**Your assignment**
"Match" is the word to look for; copy each line of the listing where it occurs.

**Given data**
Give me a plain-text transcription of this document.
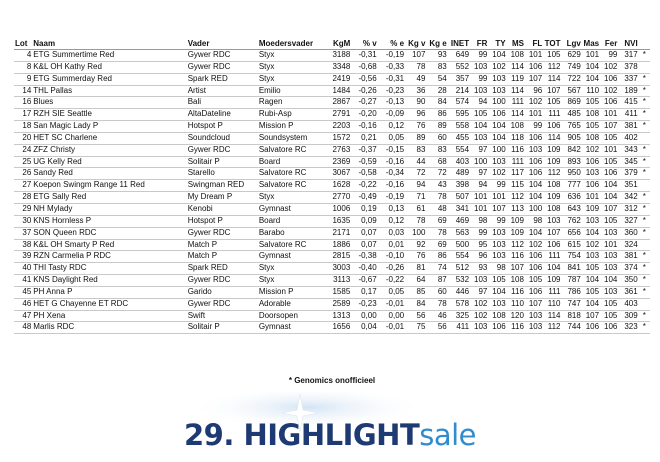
Lot	Naam	Vader	Moedersvader	KgM	% v	% e	Kg v	Kg e	INET	FR	TY	MS	FL	TOT	Lgv	Mas	Fer	NVI	
4	ETG Summertime Red	Gywer RDC	Styx	3188	-0,31	-0,19	107	93	649	99	104	108	101	105	629	101	99	317	*
8	K&L OH Kathy Red	Gywer RDC	Styx	3348	-0,68	-0,33	78	83	552	103	102	114	106	112	749	104	102	378	
9	ETG Summerday Red	Spark RED	Styx	2419	-0,56	-0,31	49	54	357	99	103	119	107	114	722	104	106	337	*
14	THL Pallas	Artist	Emilio	1484	-0,26	-0,23	36	28	214	103	103	114	96	107	567	110	102	189	*
16	Blues	Bali	Ragen	2867	-0,27	-0,13	90	84	574	94	100	111	102	105	869	105	106	415	*
17	RZH SIE Seattle	AltaDateline	Rubi-Asp	2791	-0,20	-0,09	96	86	595	105	106	114	101	111	485	108	101	411	*
18	San Magic Lady P	Hotspot P	Mission P	2203	-0,16	0,12	76	89	558	104	104	108	99	106	765	105	107	381	*
20	HET SC Charlene	Soundcloud	Soundsystem	1572	0,21	0,05	89	60	455	103	104	118	106	114	905	108	105	402	
24	ZFZ Christy	Gywer RDC	Salvatore RC	2763	-0,37	-0,15	83	83	554	97	100	116	103	109	842	102	101	343	*
25	UG Kelly Red	Solitair P	Board	2369	-0,59	-0,16	44	68	403	100	103	111	106	109	893	106	105	345	*
26	Sandy Red	Starello	Salvatore RC	3067	-0,58	-0,34	72	72	489	97	102	117	106	112	950	103	106	379	*
27	Koepon Swingm Range 11 Red	Swingman RED	Salvatore RC	1628	-0,22	-0,16	94	43	398	94	99	115	104	108	777	106	104	351	
28	ETG Sally Red	My Dream P	Styx	2770	-0,49	-0,19	71	78	507	101	101	112	104	109	636	101	104	342	*
29	NH Mylady	Kenobi	Gymnast	1006	0,19	0,13	61	48	341	101	107	113	100	108	643	109	107	312	*
30	KNS Hornless P	Hotspot P	Board	1635	0,09	0,12	78	69	469	98	99	109	98	103	762	103	105	327	*
37	SON Queen RDC	Gywer RDC	Barabo	2171	0,07	0,03	100	78	563	99	103	109	104	107	656	104	103	360	*
38	K&L OH Smarty P Red	Match P	Salvatore RC	1886	0,07	0,01	92	69	500	95	103	112	102	106	615	102	101	324	
39	RZN Carmelia P RDC	Match P	Gymnast	2815	-0,38	-0,10	76	86	554	96	103	116	106	111	754	103	103	381	*
40	THI Tasty RDC	Spark RED	Styx	3003	-0,40	-0,26	81	74	512	93	98	107	106	104	841	105	103	374	*
41	KNS Daylight Red	Gywer RDC	Styx	3113	-0,67	-0,22	64	87	532	103	105	108	105	109	787	104	104	350	*
45	PH Anna P	Garido	Mission P	1585	0,17	0,05	85	60	446	97	104	116	106	111	786	105	103	361	*
46	HET G Chayenne ET RDC	Gywer RDC	Adorable	2589	-0,23	-0,01	84	78	578	102	103	110	107	110	747	104	105	403	
47	PH Xena	Swift	Doorsopen	1313	0,00	0,00	56	46	325	102	108	120	103	114	818	107	105	309	*
48	Marlis RDC	Solitair P	Gymnast	1656	0,04	-0,01	75	56	411	103	106	116	103	112	744	106	106	323	*
* Genomics onofficieel
29. HIGHLIGHTsale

**Worked solution**
38	K&L OH Smarty P Red	Match P	Salvatore RC	1886	0,07	0,01	92	69	500	95	103	112	102	106	615	102	101	324	
39	RZN Carmelia P RDC	Match P	Gymnast	2815	-0,38	-0,10	76	86	554	96	103	116	106	111	754	103	103	381	*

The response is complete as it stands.